→ Exercise instructions
Repeat each line word for word.

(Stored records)
══════════
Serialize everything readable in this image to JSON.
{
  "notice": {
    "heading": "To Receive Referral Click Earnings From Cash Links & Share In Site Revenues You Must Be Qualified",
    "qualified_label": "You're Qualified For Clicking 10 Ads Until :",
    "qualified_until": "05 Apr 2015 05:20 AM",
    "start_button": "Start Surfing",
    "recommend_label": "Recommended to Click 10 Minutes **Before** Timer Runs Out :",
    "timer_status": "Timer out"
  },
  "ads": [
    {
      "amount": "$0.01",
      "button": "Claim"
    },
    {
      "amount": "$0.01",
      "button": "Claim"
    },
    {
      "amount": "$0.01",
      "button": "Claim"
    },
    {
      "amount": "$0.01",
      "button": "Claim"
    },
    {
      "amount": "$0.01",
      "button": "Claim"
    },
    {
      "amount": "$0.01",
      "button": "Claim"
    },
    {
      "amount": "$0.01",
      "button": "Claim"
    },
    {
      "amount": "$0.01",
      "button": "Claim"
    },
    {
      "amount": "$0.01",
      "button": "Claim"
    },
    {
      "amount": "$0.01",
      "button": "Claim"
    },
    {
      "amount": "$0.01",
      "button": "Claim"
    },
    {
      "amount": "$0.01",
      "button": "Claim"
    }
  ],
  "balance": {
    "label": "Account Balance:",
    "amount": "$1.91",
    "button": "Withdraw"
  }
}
══════════
→ Reply
Serialize everything readable in this image to JSON.
{
  "notice": {
    "heading": "To Receive Referral Click Earnings From Cash Links & Share In Site Revenues You Must Be Qualified",
    "qualified_label": "You're Qualified For Clicking 10 Ads Until :",
    "qualified_until": "05 Apr 2015 05:20 AM",
    "start_button": "Start Surfing",
    "recommend_label": "Recommended to Click 10 Minutes **Before** Timer Runs Out :",
    "timer_status": "Timer out"
  },
  "ads": [
    {
      "amount": "$0.01",
      "button": "Claim"
    },
    {
      "amount": "$0.01",
      "button": "Claim"
    },
    {
      "amount": "$0.01",
      "button": "Claim"
    },
    {
      "amount": "$0.01",
      "button": "Claim"
    },
    {
      "amount": "$0.01",
      "button": "Claim"
    },
    {
      "amount": "$0.01",
      "button": "Claim"
    },
    {
      "amount": "$0.01",
      "button": "Claim"
    },
    {
      "amount": "$0.01",
      "button": "Claim"
    },
    {
      "amount": "$0.01",
      "button": "Claim"
    },
    {
      "amount": "$0.01",
      "button": "Claim"
    },
    {
      "amount": "$0.01",
      "button": "Claim"
    },
    {
      "amount": "$0.01",
      "button": "Claim"
    }
  ],
  "balance": {
    "label": "Account Balance:",
    "amount": "$1.91",
    "button": "Withdraw"
  }
}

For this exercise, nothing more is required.